#### [What is required]
Scan the material that follows. Copy every line containing the word "labels".
---------- Data supplied
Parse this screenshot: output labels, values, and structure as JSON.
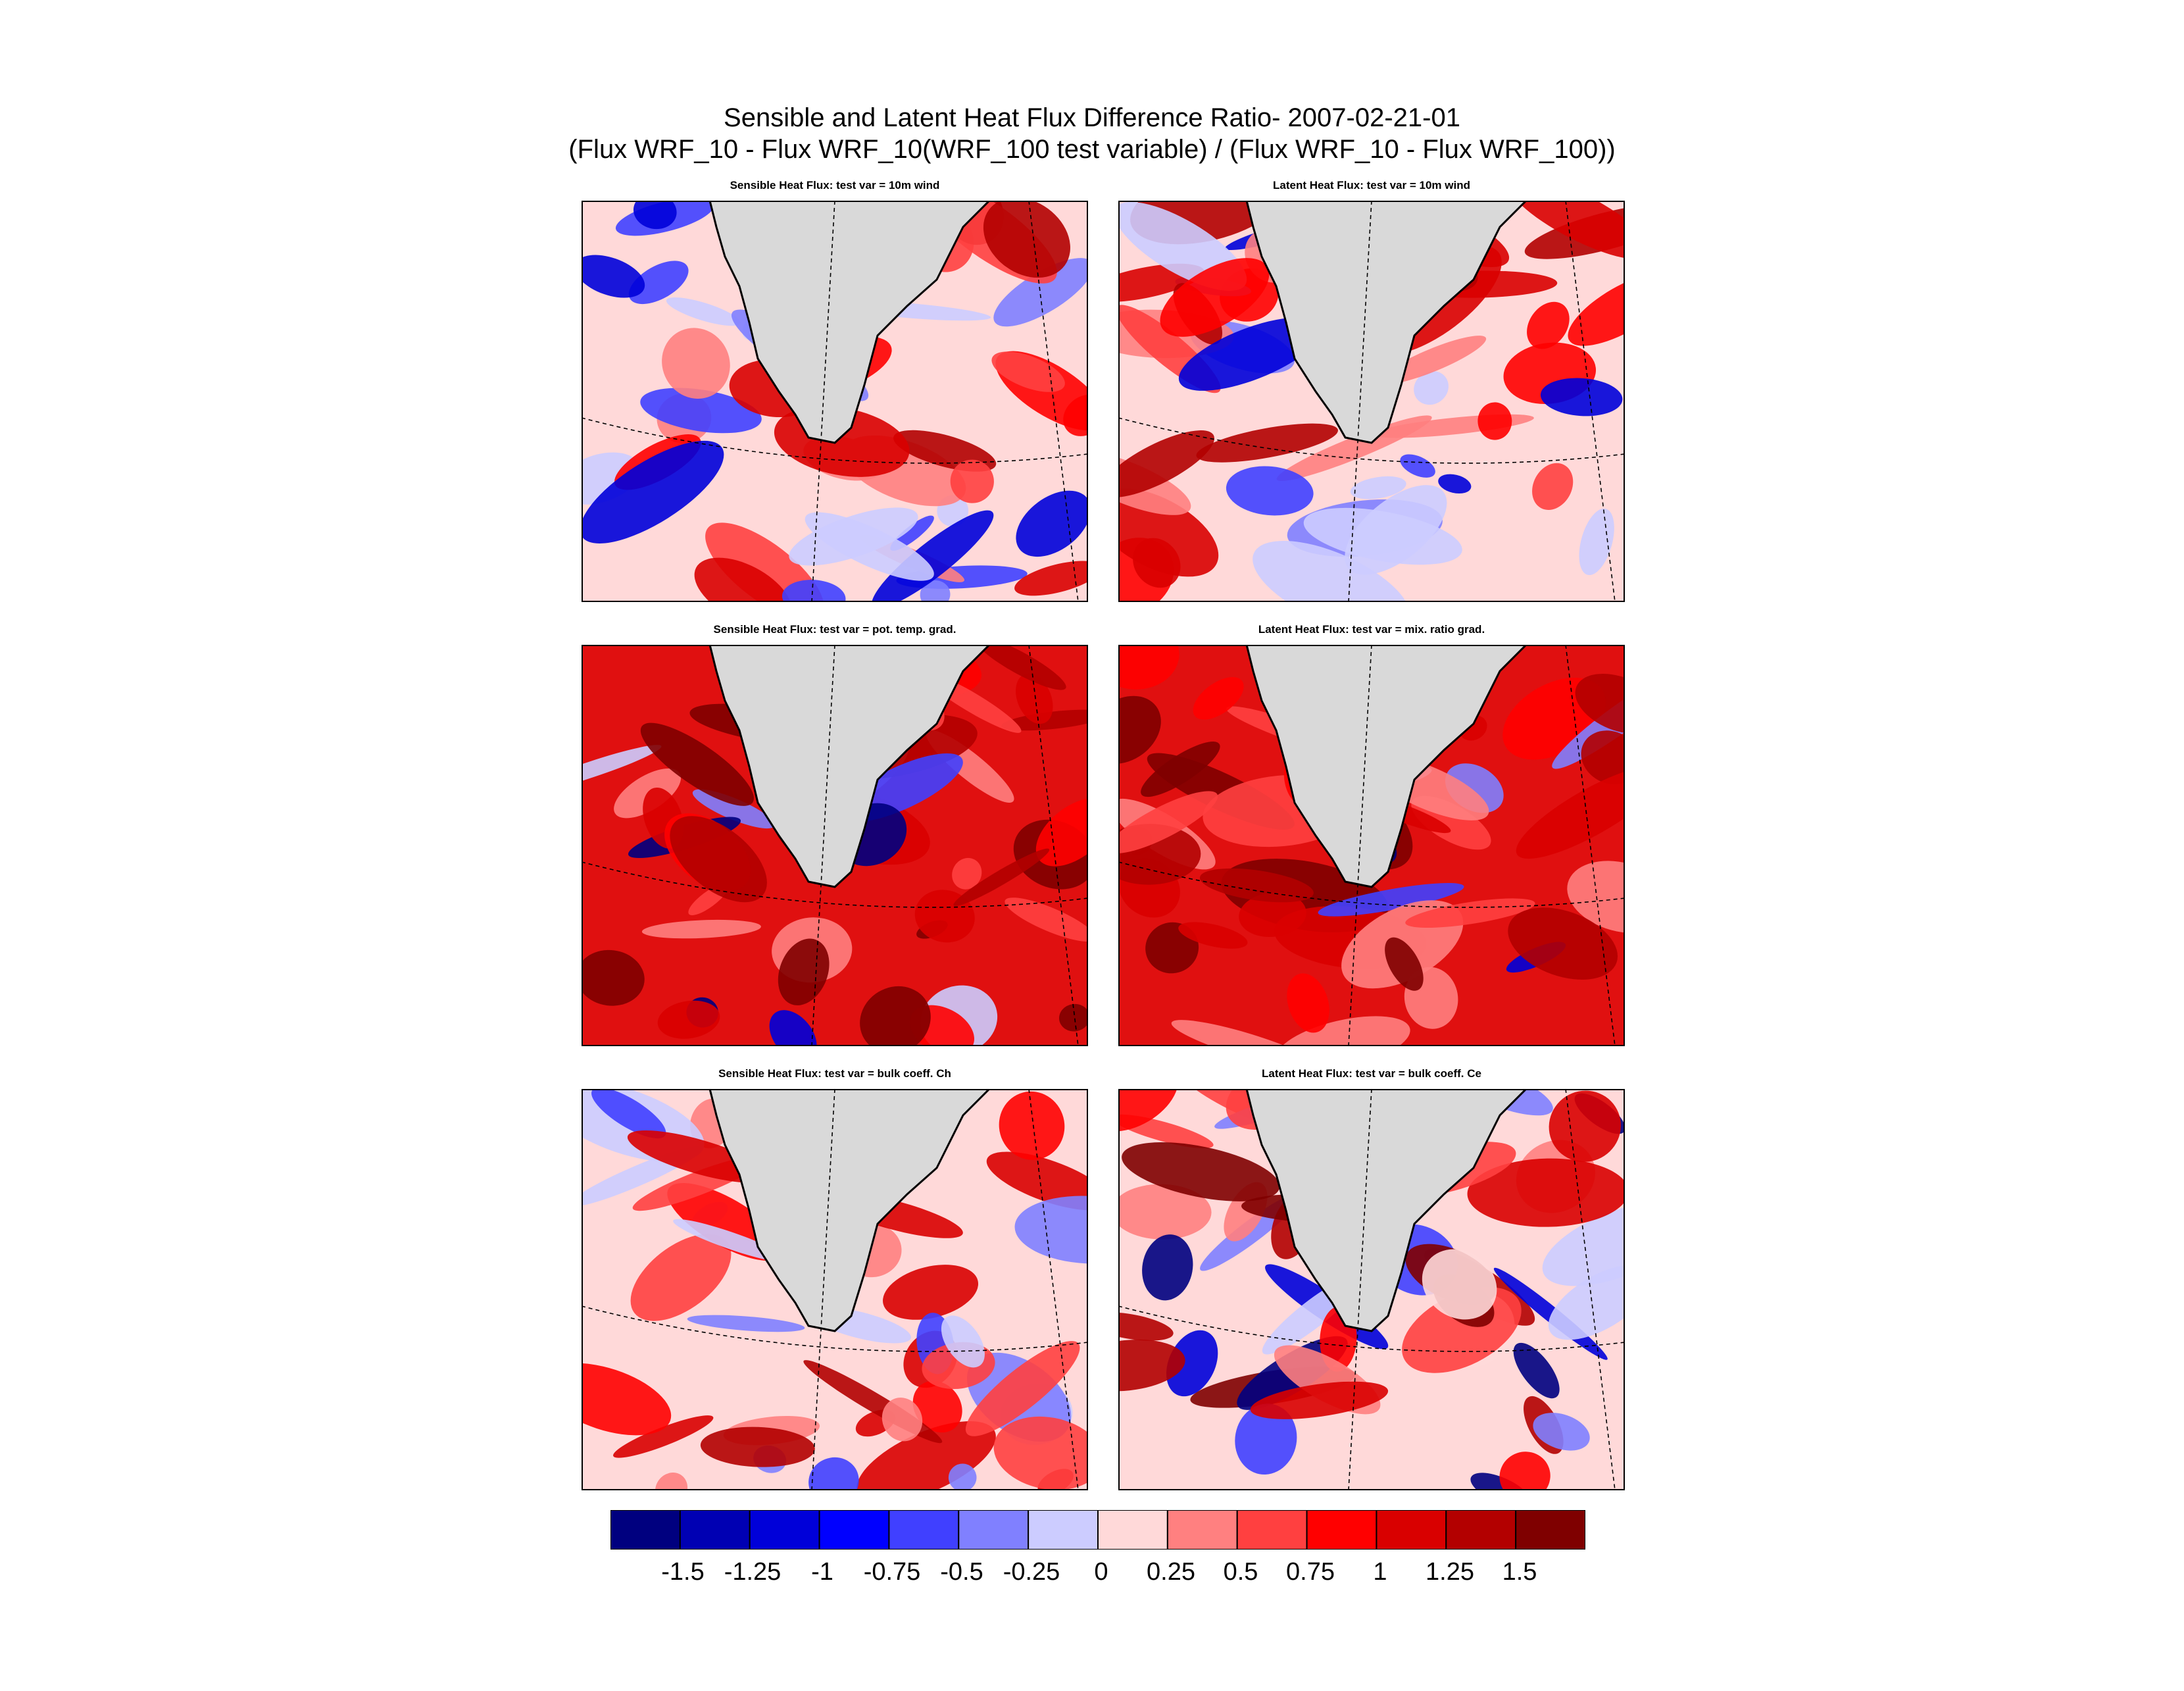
{
  "title": {
    "line1": "Sensible and Latent Heat Flux Difference Ratio- 2007-02-21-01",
    "line2": "(Flux WRF_10 - Flux WRF_10(WRF_100 test variable) / (Flux WRF_10 - Flux WRF_100))"
  },
  "panels": [
    {
      "title": "Sensible Heat Flux: test var = 10m wind",
      "dominant_level": 1,
      "seed": 11
    },
    {
      "title": "Latent Heat Flux: test var = 10m wind",
      "dominant_level": 1,
      "seed": 23
    },
    {
      "title": "Sensible Heat Flux: test var = pot. temp. grad.",
      "dominant_level": 3,
      "seed": 37
    },
    {
      "title": "Latent Heat Flux: test var = mix. ratio grad.",
      "dominant_level": 3,
      "seed": 41
    },
    {
      "title": "Sensible Heat Flux: test var = bulk coeff. Ch",
      "dominant_level": 1,
      "seed": 53
    },
    {
      "title": "Latent Heat Flux: test var = bulk coeff. Ce",
      "dominant_level": 2,
      "seed": 67
    }
  ],
  "colorbar": {
    "colors": [
      "#00007f",
      "#0000b3",
      "#0000d9",
      "#0000ff",
      "#4040ff",
      "#8080ff",
      "#ccccff",
      "#ffd9d9",
      "#ff8080",
      "#ff4040",
      "#ff0000",
      "#d90000",
      "#b30000",
      "#7f0000"
    ],
    "labels": [
      "-1.5",
      "-1.25",
      "-1",
      "-0.75",
      "-0.5",
      "-0.25",
      "0",
      "0.25",
      "0.5",
      "0.75",
      "1",
      "1.25",
      "1.5"
    ]
  },
  "map_style": {
    "land_color": "#d9d9d9",
    "coast_color": "#000000",
    "grid_line_style": "dashed"
  }
}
--------------------
#### [Written answer]
Parse this screenshot: output labels, values, and structure as JSON.
    "labels": [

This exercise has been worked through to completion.